_Work to complete_. From the entries below, gather each line containing the word "ดจากว".

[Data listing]
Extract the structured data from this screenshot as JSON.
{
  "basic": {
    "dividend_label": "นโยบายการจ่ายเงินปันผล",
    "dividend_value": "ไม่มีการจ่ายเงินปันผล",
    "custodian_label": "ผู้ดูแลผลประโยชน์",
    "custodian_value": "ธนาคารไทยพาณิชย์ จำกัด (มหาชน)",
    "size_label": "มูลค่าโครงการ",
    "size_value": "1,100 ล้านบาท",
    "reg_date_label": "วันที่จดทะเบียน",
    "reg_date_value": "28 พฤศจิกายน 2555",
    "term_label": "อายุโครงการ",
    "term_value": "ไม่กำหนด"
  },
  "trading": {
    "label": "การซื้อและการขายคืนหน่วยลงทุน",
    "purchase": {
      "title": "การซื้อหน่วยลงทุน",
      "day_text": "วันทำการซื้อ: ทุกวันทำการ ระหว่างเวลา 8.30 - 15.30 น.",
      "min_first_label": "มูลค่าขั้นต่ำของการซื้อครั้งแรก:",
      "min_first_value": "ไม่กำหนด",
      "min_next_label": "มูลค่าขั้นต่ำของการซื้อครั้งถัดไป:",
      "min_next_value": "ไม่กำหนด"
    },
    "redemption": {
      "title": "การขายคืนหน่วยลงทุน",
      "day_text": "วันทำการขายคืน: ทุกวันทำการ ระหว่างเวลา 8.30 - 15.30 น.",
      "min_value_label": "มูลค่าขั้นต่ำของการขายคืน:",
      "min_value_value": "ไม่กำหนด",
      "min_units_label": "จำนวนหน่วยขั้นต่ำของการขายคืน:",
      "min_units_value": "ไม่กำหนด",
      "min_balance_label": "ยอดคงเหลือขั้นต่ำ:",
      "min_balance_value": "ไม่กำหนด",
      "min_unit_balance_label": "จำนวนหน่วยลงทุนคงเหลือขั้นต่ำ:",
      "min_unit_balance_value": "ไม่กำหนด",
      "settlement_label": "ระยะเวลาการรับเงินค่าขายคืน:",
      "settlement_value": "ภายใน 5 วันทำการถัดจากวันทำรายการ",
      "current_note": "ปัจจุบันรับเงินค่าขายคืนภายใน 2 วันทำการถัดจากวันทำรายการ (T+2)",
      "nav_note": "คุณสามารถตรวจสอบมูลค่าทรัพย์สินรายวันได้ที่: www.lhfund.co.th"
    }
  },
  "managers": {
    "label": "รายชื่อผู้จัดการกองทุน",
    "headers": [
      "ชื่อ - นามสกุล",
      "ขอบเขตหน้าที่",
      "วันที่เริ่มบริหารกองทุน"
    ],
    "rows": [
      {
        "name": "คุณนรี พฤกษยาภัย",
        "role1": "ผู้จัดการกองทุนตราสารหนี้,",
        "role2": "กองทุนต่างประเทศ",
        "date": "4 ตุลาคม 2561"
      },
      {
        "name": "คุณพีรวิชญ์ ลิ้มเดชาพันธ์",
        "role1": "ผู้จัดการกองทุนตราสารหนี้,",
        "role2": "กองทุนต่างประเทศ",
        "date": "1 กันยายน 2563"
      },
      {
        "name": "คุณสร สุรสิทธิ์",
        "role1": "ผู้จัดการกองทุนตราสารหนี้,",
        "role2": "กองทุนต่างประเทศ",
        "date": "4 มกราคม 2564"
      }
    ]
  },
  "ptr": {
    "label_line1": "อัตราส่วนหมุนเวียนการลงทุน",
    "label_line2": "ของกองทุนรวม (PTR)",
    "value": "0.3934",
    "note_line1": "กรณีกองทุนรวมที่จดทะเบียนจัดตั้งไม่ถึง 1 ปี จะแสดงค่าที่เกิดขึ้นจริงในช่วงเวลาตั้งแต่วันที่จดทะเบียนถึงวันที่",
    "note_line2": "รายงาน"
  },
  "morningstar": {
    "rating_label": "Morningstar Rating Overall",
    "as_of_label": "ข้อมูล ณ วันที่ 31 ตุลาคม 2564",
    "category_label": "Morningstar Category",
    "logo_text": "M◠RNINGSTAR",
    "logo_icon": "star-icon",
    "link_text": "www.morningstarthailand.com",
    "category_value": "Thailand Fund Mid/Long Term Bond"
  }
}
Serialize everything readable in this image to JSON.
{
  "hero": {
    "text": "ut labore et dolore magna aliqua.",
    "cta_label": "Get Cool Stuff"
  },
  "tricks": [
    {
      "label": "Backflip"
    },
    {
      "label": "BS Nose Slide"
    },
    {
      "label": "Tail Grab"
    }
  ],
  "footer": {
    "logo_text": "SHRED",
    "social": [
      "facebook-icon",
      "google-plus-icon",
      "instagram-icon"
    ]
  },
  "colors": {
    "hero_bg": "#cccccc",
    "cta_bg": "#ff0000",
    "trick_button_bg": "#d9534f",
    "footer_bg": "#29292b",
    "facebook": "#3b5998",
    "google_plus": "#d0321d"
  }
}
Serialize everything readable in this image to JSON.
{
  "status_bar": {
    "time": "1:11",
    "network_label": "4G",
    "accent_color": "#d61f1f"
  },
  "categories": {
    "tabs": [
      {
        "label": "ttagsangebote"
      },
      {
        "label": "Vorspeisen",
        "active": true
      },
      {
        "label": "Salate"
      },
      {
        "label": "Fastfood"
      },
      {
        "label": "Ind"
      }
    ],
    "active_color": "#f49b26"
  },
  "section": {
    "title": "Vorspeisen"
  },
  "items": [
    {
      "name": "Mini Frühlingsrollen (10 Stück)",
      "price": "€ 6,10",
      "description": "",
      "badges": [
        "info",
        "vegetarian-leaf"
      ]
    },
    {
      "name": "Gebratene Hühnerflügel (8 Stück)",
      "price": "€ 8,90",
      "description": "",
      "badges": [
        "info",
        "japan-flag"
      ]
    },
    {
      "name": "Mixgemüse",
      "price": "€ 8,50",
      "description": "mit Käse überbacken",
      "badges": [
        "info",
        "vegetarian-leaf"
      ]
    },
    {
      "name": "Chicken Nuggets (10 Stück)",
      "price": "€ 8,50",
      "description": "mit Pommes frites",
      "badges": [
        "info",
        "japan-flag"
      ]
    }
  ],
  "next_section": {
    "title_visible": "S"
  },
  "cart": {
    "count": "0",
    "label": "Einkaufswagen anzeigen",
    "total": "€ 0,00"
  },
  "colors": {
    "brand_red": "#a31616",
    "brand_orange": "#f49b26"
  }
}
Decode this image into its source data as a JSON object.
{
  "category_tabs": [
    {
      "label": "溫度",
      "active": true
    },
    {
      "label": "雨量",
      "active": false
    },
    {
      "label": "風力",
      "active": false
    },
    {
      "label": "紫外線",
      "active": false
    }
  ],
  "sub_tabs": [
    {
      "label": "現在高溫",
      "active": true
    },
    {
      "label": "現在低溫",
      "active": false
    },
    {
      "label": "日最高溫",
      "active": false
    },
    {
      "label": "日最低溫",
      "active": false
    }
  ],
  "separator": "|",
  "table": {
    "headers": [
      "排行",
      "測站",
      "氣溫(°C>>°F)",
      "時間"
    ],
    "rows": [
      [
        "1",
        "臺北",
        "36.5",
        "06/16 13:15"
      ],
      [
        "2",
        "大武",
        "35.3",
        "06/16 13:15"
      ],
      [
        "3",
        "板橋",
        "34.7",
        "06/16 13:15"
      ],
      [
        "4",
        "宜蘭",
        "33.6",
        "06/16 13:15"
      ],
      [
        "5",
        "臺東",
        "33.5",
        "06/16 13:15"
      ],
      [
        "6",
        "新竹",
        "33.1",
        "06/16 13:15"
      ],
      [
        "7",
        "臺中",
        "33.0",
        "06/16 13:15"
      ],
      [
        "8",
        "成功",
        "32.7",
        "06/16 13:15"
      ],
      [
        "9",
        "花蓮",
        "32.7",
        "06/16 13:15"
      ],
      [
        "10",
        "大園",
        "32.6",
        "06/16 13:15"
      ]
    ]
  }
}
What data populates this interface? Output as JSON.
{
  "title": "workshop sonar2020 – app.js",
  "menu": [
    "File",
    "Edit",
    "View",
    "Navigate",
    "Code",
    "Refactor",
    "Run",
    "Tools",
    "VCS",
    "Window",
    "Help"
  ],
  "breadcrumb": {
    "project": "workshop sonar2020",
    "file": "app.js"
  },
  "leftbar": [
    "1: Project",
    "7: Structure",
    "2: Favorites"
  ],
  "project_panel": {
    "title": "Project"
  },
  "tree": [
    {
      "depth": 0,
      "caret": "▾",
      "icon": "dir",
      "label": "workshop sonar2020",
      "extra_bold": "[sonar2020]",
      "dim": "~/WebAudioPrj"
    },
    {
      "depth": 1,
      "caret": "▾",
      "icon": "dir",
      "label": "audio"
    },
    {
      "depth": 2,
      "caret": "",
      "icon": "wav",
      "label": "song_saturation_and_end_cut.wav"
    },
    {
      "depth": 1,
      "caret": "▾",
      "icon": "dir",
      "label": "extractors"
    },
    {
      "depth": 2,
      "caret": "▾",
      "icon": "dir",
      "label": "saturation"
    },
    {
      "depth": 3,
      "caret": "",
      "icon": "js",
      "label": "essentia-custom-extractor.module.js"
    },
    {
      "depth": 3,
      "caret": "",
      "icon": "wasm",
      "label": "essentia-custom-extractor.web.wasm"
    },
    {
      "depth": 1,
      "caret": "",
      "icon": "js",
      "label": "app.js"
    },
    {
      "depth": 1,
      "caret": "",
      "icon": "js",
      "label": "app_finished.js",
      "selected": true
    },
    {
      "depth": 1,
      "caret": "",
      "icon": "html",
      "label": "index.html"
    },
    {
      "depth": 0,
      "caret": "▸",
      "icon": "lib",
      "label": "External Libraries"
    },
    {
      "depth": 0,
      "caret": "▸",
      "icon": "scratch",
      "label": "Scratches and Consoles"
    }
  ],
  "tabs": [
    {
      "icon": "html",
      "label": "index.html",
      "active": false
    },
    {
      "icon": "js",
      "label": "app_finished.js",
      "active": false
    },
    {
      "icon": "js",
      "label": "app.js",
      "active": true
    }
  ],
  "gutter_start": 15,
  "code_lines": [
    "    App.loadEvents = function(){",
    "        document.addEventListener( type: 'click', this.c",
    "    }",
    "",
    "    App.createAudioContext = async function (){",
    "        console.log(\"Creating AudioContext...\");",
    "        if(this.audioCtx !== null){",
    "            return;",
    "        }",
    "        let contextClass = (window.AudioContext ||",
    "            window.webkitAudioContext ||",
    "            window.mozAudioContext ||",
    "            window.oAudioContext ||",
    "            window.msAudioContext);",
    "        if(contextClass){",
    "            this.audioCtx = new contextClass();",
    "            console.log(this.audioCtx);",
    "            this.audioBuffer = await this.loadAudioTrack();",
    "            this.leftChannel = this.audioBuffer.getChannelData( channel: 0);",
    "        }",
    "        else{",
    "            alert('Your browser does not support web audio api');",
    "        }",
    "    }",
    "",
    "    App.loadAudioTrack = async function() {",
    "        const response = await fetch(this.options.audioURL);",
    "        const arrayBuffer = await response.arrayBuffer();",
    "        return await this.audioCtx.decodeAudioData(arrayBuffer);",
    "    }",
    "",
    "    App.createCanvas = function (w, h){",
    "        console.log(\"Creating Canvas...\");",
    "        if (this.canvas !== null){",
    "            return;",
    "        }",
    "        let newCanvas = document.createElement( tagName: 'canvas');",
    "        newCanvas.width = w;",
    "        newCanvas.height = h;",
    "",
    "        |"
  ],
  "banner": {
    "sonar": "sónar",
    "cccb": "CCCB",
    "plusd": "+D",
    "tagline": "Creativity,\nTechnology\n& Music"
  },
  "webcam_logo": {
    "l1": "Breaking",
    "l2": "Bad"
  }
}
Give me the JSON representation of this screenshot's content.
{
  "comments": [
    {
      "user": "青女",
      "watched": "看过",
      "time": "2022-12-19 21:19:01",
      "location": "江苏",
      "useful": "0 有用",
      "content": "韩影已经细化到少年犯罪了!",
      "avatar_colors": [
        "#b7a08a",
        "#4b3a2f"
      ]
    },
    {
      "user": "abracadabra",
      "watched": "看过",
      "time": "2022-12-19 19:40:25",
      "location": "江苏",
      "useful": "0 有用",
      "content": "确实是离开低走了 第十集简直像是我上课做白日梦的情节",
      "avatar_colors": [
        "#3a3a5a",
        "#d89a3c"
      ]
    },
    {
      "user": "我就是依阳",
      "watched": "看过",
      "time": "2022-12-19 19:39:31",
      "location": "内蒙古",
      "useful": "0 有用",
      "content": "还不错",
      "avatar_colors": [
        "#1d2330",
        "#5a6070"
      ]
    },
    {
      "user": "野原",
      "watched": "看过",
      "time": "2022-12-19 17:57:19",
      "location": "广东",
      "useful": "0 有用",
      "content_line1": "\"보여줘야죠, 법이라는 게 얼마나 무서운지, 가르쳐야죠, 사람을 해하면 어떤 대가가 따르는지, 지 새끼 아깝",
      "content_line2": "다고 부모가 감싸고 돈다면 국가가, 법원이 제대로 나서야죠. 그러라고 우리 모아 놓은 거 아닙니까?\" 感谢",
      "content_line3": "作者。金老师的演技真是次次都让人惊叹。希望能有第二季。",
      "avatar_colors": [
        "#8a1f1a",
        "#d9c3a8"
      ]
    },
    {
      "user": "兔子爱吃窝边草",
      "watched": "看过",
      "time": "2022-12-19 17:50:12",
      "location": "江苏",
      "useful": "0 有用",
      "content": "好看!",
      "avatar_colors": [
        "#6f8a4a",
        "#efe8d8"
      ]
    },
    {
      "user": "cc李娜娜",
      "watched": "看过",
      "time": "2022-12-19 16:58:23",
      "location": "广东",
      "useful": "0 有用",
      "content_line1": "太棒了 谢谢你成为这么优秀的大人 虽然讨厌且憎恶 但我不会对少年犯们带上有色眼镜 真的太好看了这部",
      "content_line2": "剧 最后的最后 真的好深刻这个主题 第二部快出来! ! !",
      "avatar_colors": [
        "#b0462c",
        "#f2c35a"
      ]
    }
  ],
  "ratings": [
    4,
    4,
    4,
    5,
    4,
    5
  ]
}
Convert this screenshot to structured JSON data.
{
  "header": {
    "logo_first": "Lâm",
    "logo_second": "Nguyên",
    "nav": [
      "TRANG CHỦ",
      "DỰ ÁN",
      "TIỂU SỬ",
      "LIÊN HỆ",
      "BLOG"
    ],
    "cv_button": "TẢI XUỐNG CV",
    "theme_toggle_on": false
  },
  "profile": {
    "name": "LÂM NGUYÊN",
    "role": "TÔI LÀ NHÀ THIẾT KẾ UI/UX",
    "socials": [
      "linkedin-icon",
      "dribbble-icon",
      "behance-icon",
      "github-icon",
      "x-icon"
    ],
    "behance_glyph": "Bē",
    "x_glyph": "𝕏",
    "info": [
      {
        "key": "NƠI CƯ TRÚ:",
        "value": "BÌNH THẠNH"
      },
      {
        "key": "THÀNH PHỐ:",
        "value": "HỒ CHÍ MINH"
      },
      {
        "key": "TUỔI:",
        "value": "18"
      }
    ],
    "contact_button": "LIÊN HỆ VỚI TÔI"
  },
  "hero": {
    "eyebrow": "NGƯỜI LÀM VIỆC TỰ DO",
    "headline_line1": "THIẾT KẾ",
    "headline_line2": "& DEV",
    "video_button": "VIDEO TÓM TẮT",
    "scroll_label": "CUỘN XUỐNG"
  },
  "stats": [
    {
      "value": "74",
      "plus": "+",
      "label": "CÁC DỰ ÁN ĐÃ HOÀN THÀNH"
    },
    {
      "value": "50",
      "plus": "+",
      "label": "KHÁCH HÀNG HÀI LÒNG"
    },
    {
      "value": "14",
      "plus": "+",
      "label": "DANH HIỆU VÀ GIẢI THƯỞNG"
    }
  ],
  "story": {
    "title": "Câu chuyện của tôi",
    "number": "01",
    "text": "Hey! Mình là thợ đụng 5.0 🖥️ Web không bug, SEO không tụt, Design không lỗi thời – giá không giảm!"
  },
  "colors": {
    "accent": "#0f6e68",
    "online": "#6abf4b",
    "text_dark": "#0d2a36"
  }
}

_Written answer_.
      "settlement_value": "ภายใน 5 วันทำการถัดจากวันทำรายการ",
      "current_note": "ปัจจุบันรับเงินค่าขายคืนภายใน 2 วันทำการถัดจากวันทำรายการ (T+2)",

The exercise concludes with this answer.